● **Given problem**
Please give the data below again in full, exactly as it stands.

● **Exercise data**
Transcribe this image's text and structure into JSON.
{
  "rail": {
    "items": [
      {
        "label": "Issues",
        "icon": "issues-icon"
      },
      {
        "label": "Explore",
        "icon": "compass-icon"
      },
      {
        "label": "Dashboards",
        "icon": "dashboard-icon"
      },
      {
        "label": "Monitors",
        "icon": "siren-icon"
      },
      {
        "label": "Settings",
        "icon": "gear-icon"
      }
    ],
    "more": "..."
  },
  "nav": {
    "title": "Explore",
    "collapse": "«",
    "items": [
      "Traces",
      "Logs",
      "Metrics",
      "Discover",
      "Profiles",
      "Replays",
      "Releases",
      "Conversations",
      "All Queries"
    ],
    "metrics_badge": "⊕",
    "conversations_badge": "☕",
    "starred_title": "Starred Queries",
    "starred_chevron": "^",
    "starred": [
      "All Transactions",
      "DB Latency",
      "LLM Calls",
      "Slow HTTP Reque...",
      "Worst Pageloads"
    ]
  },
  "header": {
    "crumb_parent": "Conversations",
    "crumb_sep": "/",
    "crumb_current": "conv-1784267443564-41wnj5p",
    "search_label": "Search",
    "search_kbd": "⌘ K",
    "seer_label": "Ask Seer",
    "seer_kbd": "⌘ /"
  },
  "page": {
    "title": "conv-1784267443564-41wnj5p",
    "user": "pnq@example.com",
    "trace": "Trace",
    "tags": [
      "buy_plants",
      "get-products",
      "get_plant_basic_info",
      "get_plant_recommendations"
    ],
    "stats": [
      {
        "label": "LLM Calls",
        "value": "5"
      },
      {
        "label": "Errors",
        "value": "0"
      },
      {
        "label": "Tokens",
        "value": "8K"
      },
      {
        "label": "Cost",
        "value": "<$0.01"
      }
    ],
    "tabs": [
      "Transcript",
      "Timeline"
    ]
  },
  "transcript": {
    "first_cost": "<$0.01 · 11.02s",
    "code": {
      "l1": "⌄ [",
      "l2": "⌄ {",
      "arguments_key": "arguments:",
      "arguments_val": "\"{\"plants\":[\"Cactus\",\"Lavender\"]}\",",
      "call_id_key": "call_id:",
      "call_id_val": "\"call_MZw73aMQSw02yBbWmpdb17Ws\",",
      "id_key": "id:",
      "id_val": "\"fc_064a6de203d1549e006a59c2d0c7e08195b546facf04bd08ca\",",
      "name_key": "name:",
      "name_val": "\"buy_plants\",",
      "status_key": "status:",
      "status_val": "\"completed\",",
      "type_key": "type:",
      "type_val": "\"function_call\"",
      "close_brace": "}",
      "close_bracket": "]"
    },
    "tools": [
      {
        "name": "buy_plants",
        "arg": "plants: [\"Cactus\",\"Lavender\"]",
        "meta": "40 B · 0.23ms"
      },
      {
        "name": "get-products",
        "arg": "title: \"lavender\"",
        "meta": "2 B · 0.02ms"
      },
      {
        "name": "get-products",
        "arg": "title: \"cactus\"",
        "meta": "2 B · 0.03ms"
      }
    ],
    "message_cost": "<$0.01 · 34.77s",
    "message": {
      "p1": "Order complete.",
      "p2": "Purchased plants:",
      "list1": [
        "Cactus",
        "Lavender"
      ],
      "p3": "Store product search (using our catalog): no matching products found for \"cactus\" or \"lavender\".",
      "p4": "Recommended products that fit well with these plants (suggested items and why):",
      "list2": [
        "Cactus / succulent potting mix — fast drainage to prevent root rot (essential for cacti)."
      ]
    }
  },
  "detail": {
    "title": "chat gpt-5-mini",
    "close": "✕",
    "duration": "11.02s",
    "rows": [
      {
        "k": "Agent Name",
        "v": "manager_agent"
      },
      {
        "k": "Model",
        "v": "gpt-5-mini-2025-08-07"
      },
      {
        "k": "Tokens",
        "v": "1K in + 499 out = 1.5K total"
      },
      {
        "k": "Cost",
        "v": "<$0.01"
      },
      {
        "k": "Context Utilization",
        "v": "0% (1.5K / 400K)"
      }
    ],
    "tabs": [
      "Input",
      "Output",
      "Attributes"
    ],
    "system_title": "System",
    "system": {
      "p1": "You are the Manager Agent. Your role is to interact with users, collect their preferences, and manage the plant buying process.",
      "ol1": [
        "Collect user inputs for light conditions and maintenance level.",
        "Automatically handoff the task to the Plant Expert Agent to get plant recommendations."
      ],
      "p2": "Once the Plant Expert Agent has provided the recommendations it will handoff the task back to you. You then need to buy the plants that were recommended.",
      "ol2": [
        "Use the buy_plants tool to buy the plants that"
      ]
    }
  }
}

● **Full answer**
Transcribe this image's text and structure into JSON.
{
  "rail": {
    "items": [
      {
        "label": "Issues",
        "icon": "issues-icon"
      },
      {
        "label": "Explore",
        "icon": "compass-icon"
      },
      {
        "label": "Dashboards",
        "icon": "dashboard-icon"
      },
      {
        "label": "Monitors",
        "icon": "siren-icon"
      },
      {
        "label": "Settings",
        "icon": "gear-icon"
      }
    ],
    "more": "..."
  },
  "nav": {
    "title": "Explore",
    "collapse": "«",
    "items": [
      "Traces",
      "Logs",
      "Metrics",
      "Discover",
      "Profiles",
      "Replays",
      "Releases",
      "Conversations",
      "All Queries"
    ],
    "metrics_badge": "⊕",
    "conversations_badge": "☕",
    "starred_title": "Starred Queries",
    "starred_chevron": "^",
    "starred": [
      "All Transactions",
      "DB Latency",
      "LLM Calls",
      "Slow HTTP Reque...",
      "Worst Pageloads"
    ]
  },
  "header": {
    "crumb_parent": "Conversations",
    "crumb_sep": "/",
    "crumb_current": "conv-1784267443564-41wnj5p",
    "search_label": "Search",
    "search_kbd": "⌘ K",
    "seer_label": "Ask Seer",
    "seer_kbd": "⌘ /"
  },
  "page": {
    "title": "conv-1784267443564-41wnj5p",
    "user": "pnq@example.com",
    "trace": "Trace",
    "tags": [
      "buy_plants",
      "get-products",
      "get_plant_basic_info",
      "get_plant_recommendations"
    ],
    "stats": [
      {
        "label": "LLM Calls",
        "value": "5"
      },
      {
        "label": "Errors",
        "value": "0"
      },
      {
        "label": "Tokens",
        "value": "8K"
      },
      {
        "label": "Cost",
        "value": "<$0.01"
      }
    ],
    "tabs": [
      "Transcript",
      "Timeline"
    ]
  },
  "transcript": {
    "first_cost": "<$0.01 · 11.02s",
    "code": {
      "l1": "⌄ [",
      "l2": "⌄ {",
      "arguments_key": "arguments:",
      "arguments_val": "\"{\"plants\":[\"Cactus\",\"Lavender\"]}\",",
      "call_id_key": "call_id:",
      "call_id_val": "\"call_MZw73aMQSw02yBbWmpdb17Ws\",",
      "id_key": "id:",
      "id_val": "\"fc_064a6de203d1549e006a59c2d0c7e08195b546facf04bd08ca\",",
      "name_key": "name:",
      "name_val": "\"buy_plants\",",
      "status_key": "status:",
      "status_val": "\"completed\",",
      "type_key": "type:",
      "type_val": "\"function_call\"",
      "close_brace": "}",
      "close_bracket": "]"
    },
    "tools": [
      {
        "name": "buy_plants",
        "arg": "plants: [\"Cactus\",\"Lavender\"]",
        "meta": "40 B · 0.23ms"
      },
      {
        "name": "get-products",
        "arg": "title: \"lavender\"",
        "meta": "2 B · 0.02ms"
      },
      {
        "name": "get-products",
        "arg": "title: \"cactus\"",
        "meta": "2 B · 0.03ms"
      }
    ],
    "message_cost": "<$0.01 · 34.77s",
    "message": {
      "p1": "Order complete.",
      "p2": "Purchased plants:",
      "list1": [
        "Cactus",
        "Lavender"
      ],
      "p3": "Store product search (using our catalog): no matching products found for \"cactus\" or \"lavender\".",
      "p4": "Recommended products that fit well with these plants (suggested items and why):",
      "list2": [
        "Cactus / succulent potting mix — fast drainage to prevent root rot (essential for cacti)."
      ]
    }
  },
  "detail": {
    "title": "chat gpt-5-mini",
    "close": "✕",
    "duration": "11.02s",
    "rows": [
      {
        "k": "Agent Name",
        "v": "manager_agent"
      },
      {
        "k": "Model",
        "v": "gpt-5-mini-2025-08-07"
      },
      {
        "k": "Tokens",
        "v": "1K in + 499 out = 1.5K total"
      },
      {
        "k": "Cost",
        "v": "<$0.01"
      },
      {
        "k": "Context Utilization",
        "v": "0% (1.5K / 400K)"
      }
    ],
    "tabs": [
      "Input",
      "Output",
      "Attributes"
    ],
    "system_title": "System",
    "system": {
      "p1": "You are the Manager Agent. Your role is to interact with users, collect their preferences, and manage the plant buying process.",
      "ol1": [
        "Collect user inputs for light conditions and maintenance level.",
        "Automatically handoff the task to the Plant Expert Agent to get plant recommendations."
      ],
      "p2": "Once the Plant Expert Agent has provided the recommendations it will handoff the task back to you. You then need to buy the plants that were recommended.",
      "ol2": [
        "Use the buy_plants tool to buy the plants that"
      ]
    }
  }
}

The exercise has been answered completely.